[Start Input data]
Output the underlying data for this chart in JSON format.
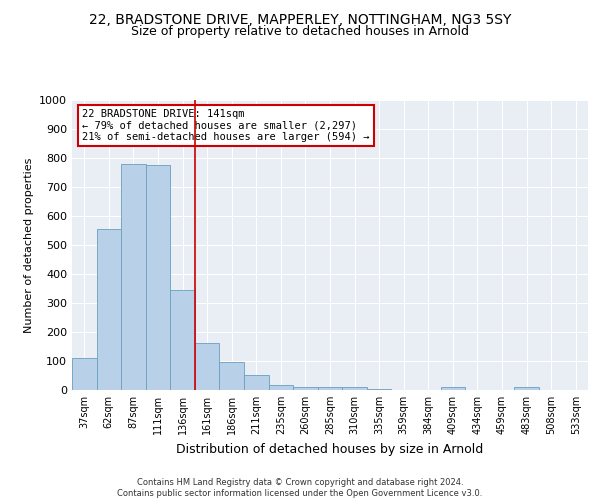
{
  "title1": "22, BRADSTONE DRIVE, MAPPERLEY, NOTTINGHAM, NG3 5SY",
  "title2": "Size of property relative to detached houses in Arnold",
  "xlabel": "Distribution of detached houses by size in Arnold",
  "ylabel": "Number of detached properties",
  "categories": [
    "37sqm",
    "62sqm",
    "87sqm",
    "111sqm",
    "136sqm",
    "161sqm",
    "186sqm",
    "211sqm",
    "235sqm",
    "260sqm",
    "285sqm",
    "310sqm",
    "335sqm",
    "359sqm",
    "384sqm",
    "409sqm",
    "434sqm",
    "459sqm",
    "483sqm",
    "508sqm",
    "533sqm"
  ],
  "values": [
    112,
    555,
    778,
    775,
    345,
    163,
    98,
    53,
    18,
    12,
    10,
    10,
    5,
    0,
    0,
    10,
    0,
    0,
    10,
    0,
    0
  ],
  "bar_color": "#b8d0e8",
  "bar_edge_color": "#6a9fc0",
  "highlight_line_color": "#cc0000",
  "annotation_text": "22 BRADSTONE DRIVE: 141sqm\n← 79% of detached houses are smaller (2,297)\n21% of semi-detached houses are larger (594) →",
  "annotation_box_color": "#ffffff",
  "annotation_box_edge_color": "#cc0000",
  "ylim": [
    0,
    1000
  ],
  "yticks": [
    0,
    100,
    200,
    300,
    400,
    500,
    600,
    700,
    800,
    900,
    1000
  ],
  "bg_color": "#e8eef4",
  "footer_text": "Contains HM Land Registry data © Crown copyright and database right 2024.\nContains public sector information licensed under the Open Government Licence v3.0.",
  "title1_fontsize": 10,
  "title2_fontsize": 9
}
[End Input data]
■ **Work to be completed**: Take every line from the data that contains the word "detached".

■ **Solution for this exercise**:
  "title2": "Size of property relative to detached houses in Arnold",
  "xlabel": "Distribution of detached houses by size in Arnold",
  "ylabel": "Number of detached properties",
  "annotation_text": "22 BRADSTONE DRIVE: 141sqm\n← 79% of detached houses are smaller (2,297)\n21% of semi-detached houses are larger (594) →",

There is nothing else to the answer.